Search the material below for the string "нөхөж" and list each line that holds it.

....

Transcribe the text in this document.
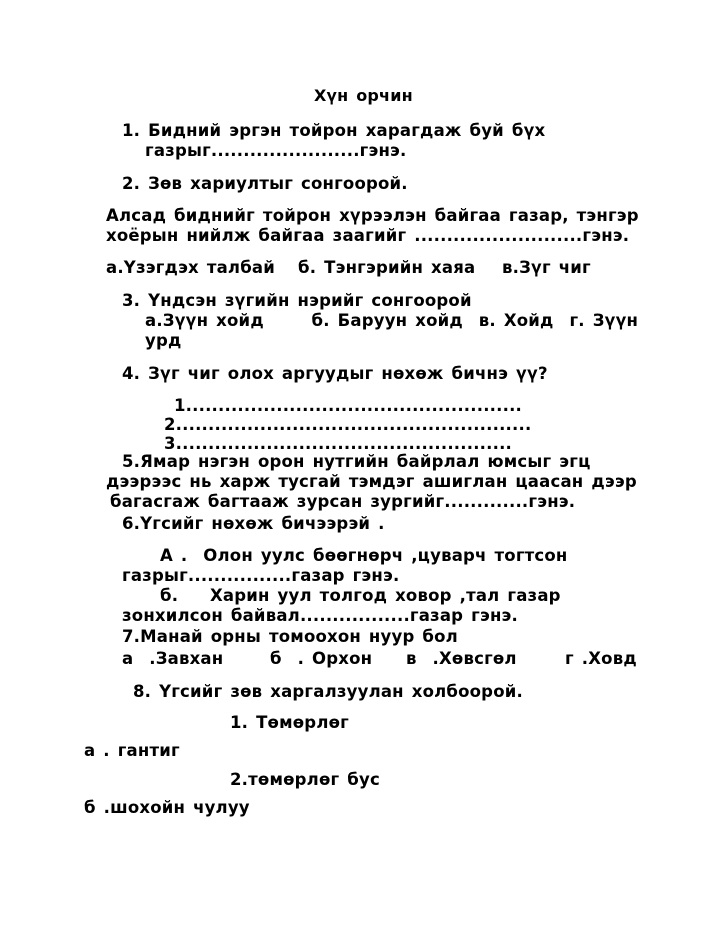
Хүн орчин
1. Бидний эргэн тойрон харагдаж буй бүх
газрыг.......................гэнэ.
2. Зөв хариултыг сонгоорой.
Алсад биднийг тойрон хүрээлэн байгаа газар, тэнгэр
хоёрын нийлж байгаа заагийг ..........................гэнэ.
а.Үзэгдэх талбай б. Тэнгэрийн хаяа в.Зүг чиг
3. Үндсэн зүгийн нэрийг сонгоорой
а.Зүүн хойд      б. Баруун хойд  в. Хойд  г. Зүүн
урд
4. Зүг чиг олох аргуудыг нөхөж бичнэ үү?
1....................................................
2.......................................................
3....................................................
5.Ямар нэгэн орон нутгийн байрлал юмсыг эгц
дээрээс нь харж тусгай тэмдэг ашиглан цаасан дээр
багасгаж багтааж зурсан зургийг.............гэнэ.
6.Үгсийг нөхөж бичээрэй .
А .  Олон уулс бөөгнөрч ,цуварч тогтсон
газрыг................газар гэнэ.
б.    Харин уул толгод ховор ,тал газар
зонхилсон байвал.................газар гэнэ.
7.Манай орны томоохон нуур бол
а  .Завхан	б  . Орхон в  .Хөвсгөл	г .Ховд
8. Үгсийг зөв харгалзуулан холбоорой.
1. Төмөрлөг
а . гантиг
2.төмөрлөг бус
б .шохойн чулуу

....

## Answer in full:
4. Зүг чиг олох аргуудыг нөхөж бичнэ үү?
6.Үгсийг нөхөж бичээрэй .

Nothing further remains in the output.